RFR 8078143: java/lang/management/ThreadMXBean/AllThreadIds.java fails intermittently

Thu Apr 30 18:27:23 UTC 2015

On 30.4.2015 19:18, Martin Buchholz wrote:
> Tests that sleep can almost always be better written some other way.
> In this case, I would prefer busy-waiting with timeout until the
> expected condition becomes true.

The thing is that in case of a real issue with the thread counters we
a/ would be busy-waiting till the test times out (using an arbitrary 
delay is also problematic due to different performance of different 
machines running with different configurations)
b/ would get a rather confusing message about the test timing out at the end

-JB-

>
> Here's some code from jsr166 tck tests:
>
>      /**
>       * Spin-waits until sync.isQueued(t) becomes true.
>       */
>      void waitForQueuedThread(AbstractQueuedSynchronizer sync, Thread t) {
>          long startTime = System.nanoTime();
>          while (!sync.isQueued(t)) {
>              if (millisElapsedSince(startTime) > LONG_DELAY_MS)

* Entries of boxed elements *
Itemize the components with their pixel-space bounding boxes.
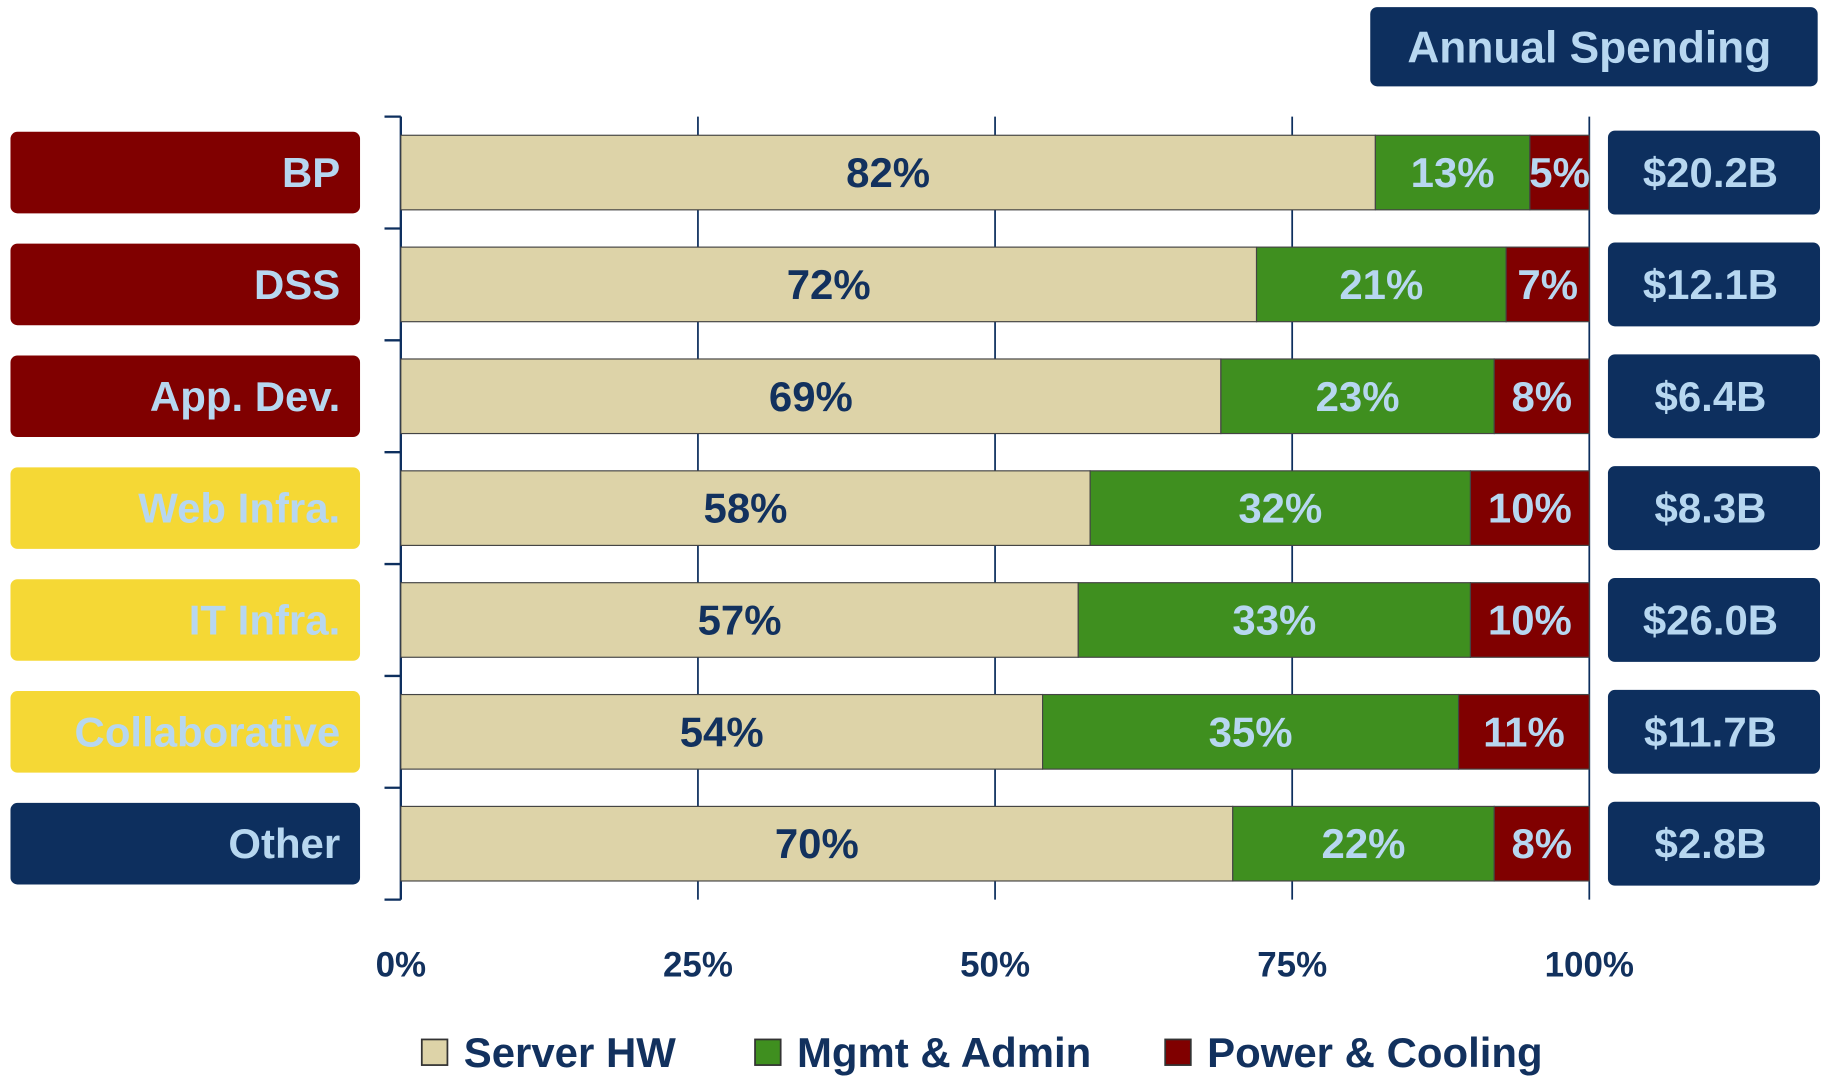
spending-box	[1607, 354, 1821, 439]
bar-segment	[400, 470, 1091, 546]
category-box	[10, 467, 361, 549]
category-box	[10, 243, 361, 326]
legend-label: Server HW	[464, 1029, 677, 1076]
legend-swatch	[754, 1038, 782, 1066]
category-label: BP	[282, 149, 340, 196]
bar-value-label: 69%	[769, 373, 853, 420]
legend-label: Mgmt & Admin	[797, 1029, 1091, 1076]
category-label: App. Dev.	[150, 373, 340, 420]
category-box	[10, 131, 361, 214]
bar-segment	[1469, 582, 1590, 658]
category-label: Collaborative	[75, 708, 341, 755]
x-tick-label: 0%	[376, 945, 427, 984]
bar-segment	[1220, 358, 1495, 435]
spending-label: $20.2B	[1643, 149, 1778, 196]
bar-segment	[1505, 246, 1590, 323]
bar-segment	[1232, 805, 1495, 882]
category-box	[10, 579, 361, 661]
spending-label: $2.8B	[1655, 820, 1767, 867]
bar-value-label: 57%	[698, 596, 782, 643]
bar-value-label: 33%	[1232, 596, 1316, 643]
bar-value-label: 10%	[1488, 596, 1572, 643]
bar-segment	[1493, 358, 1590, 435]
bar-segment	[1255, 246, 1507, 323]
bar-value-label: 5%	[1529, 149, 1590, 196]
bar-segment	[1457, 693, 1590, 770]
bar-segment	[400, 582, 1079, 658]
bar-value-label: 22%	[1322, 820, 1406, 867]
spending-label: $6.4B	[1655, 373, 1767, 420]
spending-box	[1607, 578, 1821, 662]
bar-value-label: 10%	[1488, 485, 1572, 532]
spending-header: Annual Spending	[1407, 23, 1771, 72]
spending-box	[1607, 242, 1821, 327]
bar-value-label: 72%	[787, 261, 871, 308]
category-label: DSS	[254, 261, 340, 308]
spending-label: $12.1B	[1643, 261, 1778, 308]
spending-label: $8.3B	[1655, 485, 1767, 532]
bar-segment	[400, 693, 1044, 770]
bar-segment	[400, 358, 1222, 435]
bar-segment	[1374, 134, 1531, 211]
category-label: Other	[228, 820, 340, 867]
spending-box	[1607, 689, 1821, 774]
category-box	[10, 355, 361, 438]
legend-label: Power & Cooling	[1207, 1029, 1543, 1076]
spending-header-box	[1370, 7, 1818, 87]
bar-value-label: 8%	[1511, 820, 1572, 867]
bar-value-label: 11%	[1483, 708, 1565, 755]
x-tick-label: 25%	[663, 945, 733, 984]
category-label: IT Infra.	[189, 596, 340, 643]
spending-label: $26.0B	[1643, 596, 1778, 643]
bar-value-label: 54%	[680, 708, 764, 755]
category-label: Web Infra.	[138, 485, 340, 532]
bar-value-label: 70%	[775, 820, 859, 867]
spending-label: $11.7B	[1644, 708, 1777, 755]
bar-value-label: 23%	[1316, 373, 1400, 420]
bar-segment	[1529, 134, 1590, 211]
bar-value-label: 35%	[1209, 708, 1293, 755]
x-tick-label: 75%	[1257, 945, 1327, 984]
bar-segment	[1089, 470, 1472, 546]
spending-box	[1607, 801, 1821, 886]
bar-segment	[1077, 582, 1472, 658]
bar-segment	[400, 805, 1234, 882]
bar-value-label: 32%	[1238, 485, 1322, 532]
spending-box	[1607, 466, 1821, 551]
spending-box	[1607, 130, 1821, 215]
x-tick-label: 100%	[1545, 945, 1634, 984]
bar-value-label: 13%	[1411, 149, 1495, 196]
bar-value-label: 82%	[846, 149, 930, 196]
bar-segment	[1469, 470, 1590, 546]
bar-segment	[1493, 805, 1590, 882]
bar-value-label: 8%	[1511, 373, 1572, 420]
bar-value-label: 7%	[1517, 261, 1578, 308]
bar-value-label: 58%	[704, 485, 788, 532]
bar-segment	[400, 134, 1376, 211]
category-box	[10, 802, 361, 885]
x-tick-label: 50%	[960, 945, 1030, 984]
bar-segment	[1042, 693, 1460, 770]
legend-swatch	[1164, 1038, 1192, 1066]
legend-swatch	[420, 1038, 449, 1066]
bar-value-label: 21%	[1339, 261, 1423, 308]
category-box	[10, 691, 361, 773]
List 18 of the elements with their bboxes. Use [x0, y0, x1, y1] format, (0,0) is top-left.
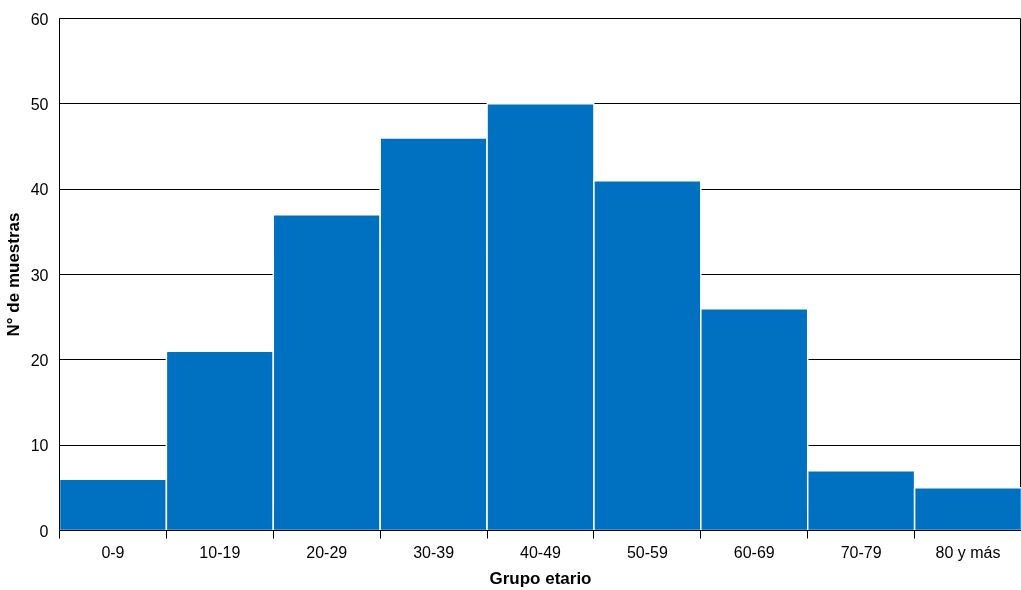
y-tick-label: 10 — [30, 437, 49, 455]
y-tick-label: 30 — [30, 266, 49, 284]
y-tick-label: 0 — [39, 522, 49, 540]
x-tick-label: 50-59 — [626, 543, 668, 561]
x-tick-label: 30-39 — [413, 543, 455, 561]
y-axis-title: N° de muestras — [3, 212, 23, 337]
y-tick-label: 20 — [30, 351, 49, 369]
x-tick-label: 0-9 — [101, 543, 125, 561]
x-axis-title: Grupo etario — [489, 568, 592, 588]
y-tick-label: 50 — [30, 95, 49, 113]
x-tick-label: 80 y más — [935, 543, 1001, 561]
x-tick-label: 60-69 — [733, 543, 775, 561]
x-tick-label: 40-49 — [520, 543, 562, 561]
x-tick-label: 20-29 — [306, 543, 348, 561]
x-tick-label: 10-19 — [199, 543, 241, 561]
y-tick-label: 60 — [30, 10, 49, 28]
x-tick-label: 70-79 — [840, 543, 882, 561]
y-tick-label: 40 — [30, 181, 49, 199]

* Exercises *
**a)** Answer these questions from the mailing list post about the intermittent AllThreadIds.java failure:
(i) What is the full path of the test file named in the post's subject line?
(ii) What approach does Martin Buchholz prefer in place of tests that sleep?
(iii) From which tests does the quoted code come?
**b)** Translate this sentence from the mailing list post about the AllThreadIds.java failure into Spanish: "Tests that sleep can almost always be better written some other way."
**c)** Pick up the mailing list post about the intermittent AllThreadIds.java failure after its last line and continue it.

* Expected answers *
**a)**
(i) java/lang/management/ThreadMXBean/AllThreadIds.java
(ii) Busy-waiting with a timeout until the expected condition becomes true.
(iii) The jsr166 tck tests.

**b)** Las pruebas que duermen casi siempre pueden escribirse mejor de alguna otra manera.

**c)**
>                  throw new AssertionFailedError("timed out");
>              Thread.yield();
>          }
>          assertTrue(t.isAlive());
>      }
>
>
> On Thu, Apr 30, 2015 at 7:25 AM, Jaroslav Bachorik
> <jaroslav.bachorik at oracle.com <mailto:jaroslav.bachorik at oracle.com>> wrote:
>
>     Please, review the following test change
>
>     Issue : https://bugs.openjdk.java.net/browse/JDK-8078143
>     Webrev: http://cr.openjdk.java.net/~jbachorik/8078143/webrev.00
>
>     The test fails intermittently due to inconsistent reporting of the
>     live threads number.It is related to
>     https://bugs.openjdk.java.net/browse/JDK-8021335 (or, better said,
>     caused by) - certain performance counters used for the thread
>     accounting are being updated under a mutex but are read without it -
>     and it can lead to stale data being reported. More details are
>     available in the linked issue and discussion.
>
>     Because of this it is not enough to join() a terminating thread to
>     make sure the numbers would be correct. Luckily enough, it seems to
>     be sufficient to wait for a short time before actually accessing the
>     counters to be able to get a consistent view. In this fix I opted
>     for a ridiculously huge interval of 500ms just to be sure.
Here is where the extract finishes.